◆ **Record excerpts**

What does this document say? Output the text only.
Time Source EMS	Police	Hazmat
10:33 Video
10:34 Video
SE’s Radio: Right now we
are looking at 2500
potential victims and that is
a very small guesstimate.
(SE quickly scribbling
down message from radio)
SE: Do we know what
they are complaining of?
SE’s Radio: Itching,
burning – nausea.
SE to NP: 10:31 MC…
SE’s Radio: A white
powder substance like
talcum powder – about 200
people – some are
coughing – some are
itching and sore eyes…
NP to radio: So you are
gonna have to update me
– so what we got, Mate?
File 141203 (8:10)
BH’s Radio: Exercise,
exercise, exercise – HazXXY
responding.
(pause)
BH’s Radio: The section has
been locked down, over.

==

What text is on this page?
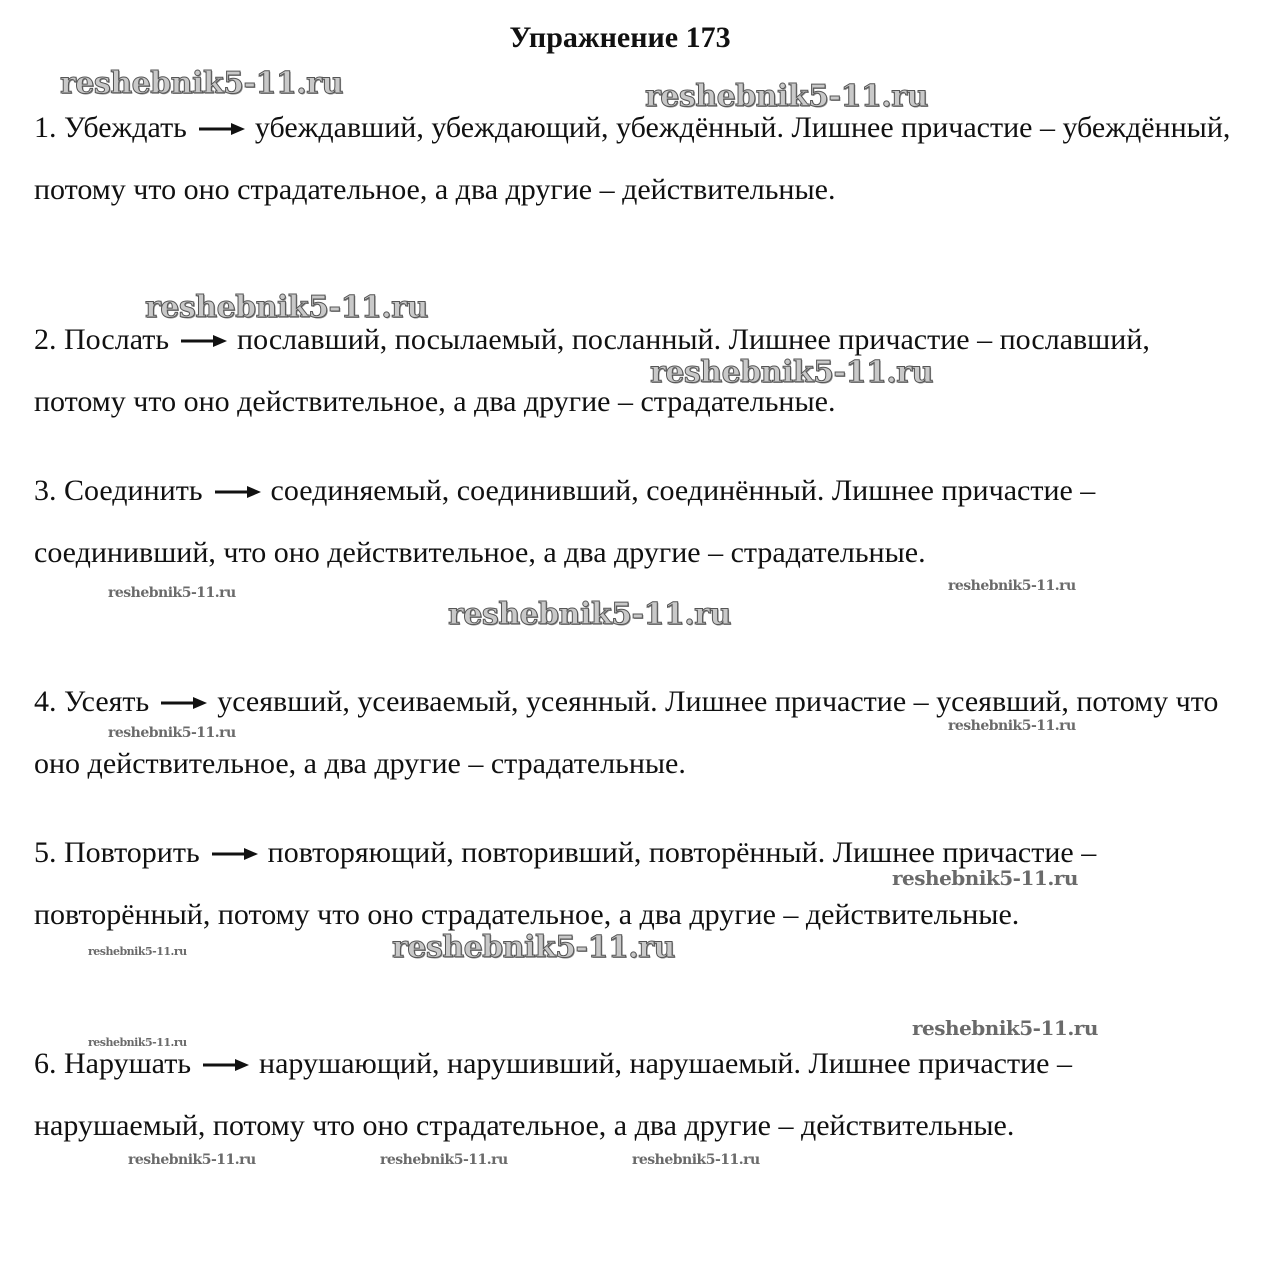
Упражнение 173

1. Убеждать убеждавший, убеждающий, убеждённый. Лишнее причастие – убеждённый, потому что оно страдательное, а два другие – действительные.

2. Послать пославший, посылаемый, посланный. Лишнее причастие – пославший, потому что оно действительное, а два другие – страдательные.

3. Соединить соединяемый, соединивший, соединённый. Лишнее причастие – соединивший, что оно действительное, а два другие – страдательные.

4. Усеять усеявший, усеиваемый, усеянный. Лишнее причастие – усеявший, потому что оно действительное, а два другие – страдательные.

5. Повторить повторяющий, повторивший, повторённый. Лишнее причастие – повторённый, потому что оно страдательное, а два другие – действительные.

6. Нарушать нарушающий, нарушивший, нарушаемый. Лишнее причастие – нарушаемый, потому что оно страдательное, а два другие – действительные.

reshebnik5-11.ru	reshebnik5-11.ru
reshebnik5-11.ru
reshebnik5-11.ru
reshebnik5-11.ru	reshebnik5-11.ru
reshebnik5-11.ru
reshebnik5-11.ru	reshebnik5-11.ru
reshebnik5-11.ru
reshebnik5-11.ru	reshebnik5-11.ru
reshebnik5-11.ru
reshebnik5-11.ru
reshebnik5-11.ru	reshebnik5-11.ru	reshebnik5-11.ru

--

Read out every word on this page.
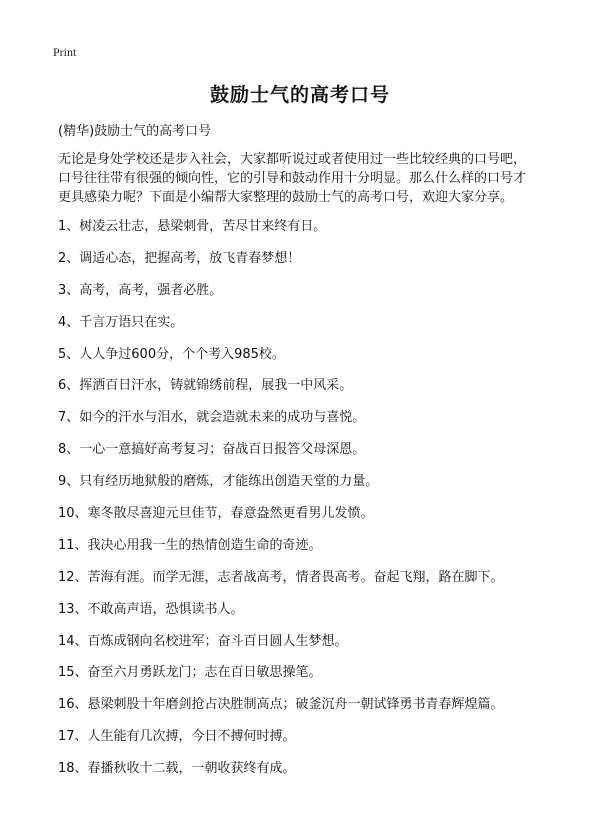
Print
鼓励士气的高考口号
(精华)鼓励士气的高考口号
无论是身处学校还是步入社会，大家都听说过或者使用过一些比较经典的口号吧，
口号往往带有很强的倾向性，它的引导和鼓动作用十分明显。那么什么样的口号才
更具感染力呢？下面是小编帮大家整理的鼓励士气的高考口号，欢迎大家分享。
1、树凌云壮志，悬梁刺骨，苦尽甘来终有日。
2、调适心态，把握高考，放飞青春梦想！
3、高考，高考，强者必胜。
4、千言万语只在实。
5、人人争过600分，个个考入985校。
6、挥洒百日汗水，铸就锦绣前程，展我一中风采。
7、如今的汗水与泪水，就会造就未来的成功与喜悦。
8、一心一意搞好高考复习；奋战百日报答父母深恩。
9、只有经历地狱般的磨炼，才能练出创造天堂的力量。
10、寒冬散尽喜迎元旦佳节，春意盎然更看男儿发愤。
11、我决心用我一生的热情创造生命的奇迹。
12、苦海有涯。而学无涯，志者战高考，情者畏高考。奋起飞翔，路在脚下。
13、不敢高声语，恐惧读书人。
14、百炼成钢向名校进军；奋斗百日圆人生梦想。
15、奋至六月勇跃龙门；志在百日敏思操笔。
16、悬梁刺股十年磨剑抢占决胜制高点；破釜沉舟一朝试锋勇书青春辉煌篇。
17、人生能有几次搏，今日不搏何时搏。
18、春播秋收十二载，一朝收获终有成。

◆ **Goal**
Count how many lines hold the string "down" and give that number alone.

◆ **Result for this exercise**
2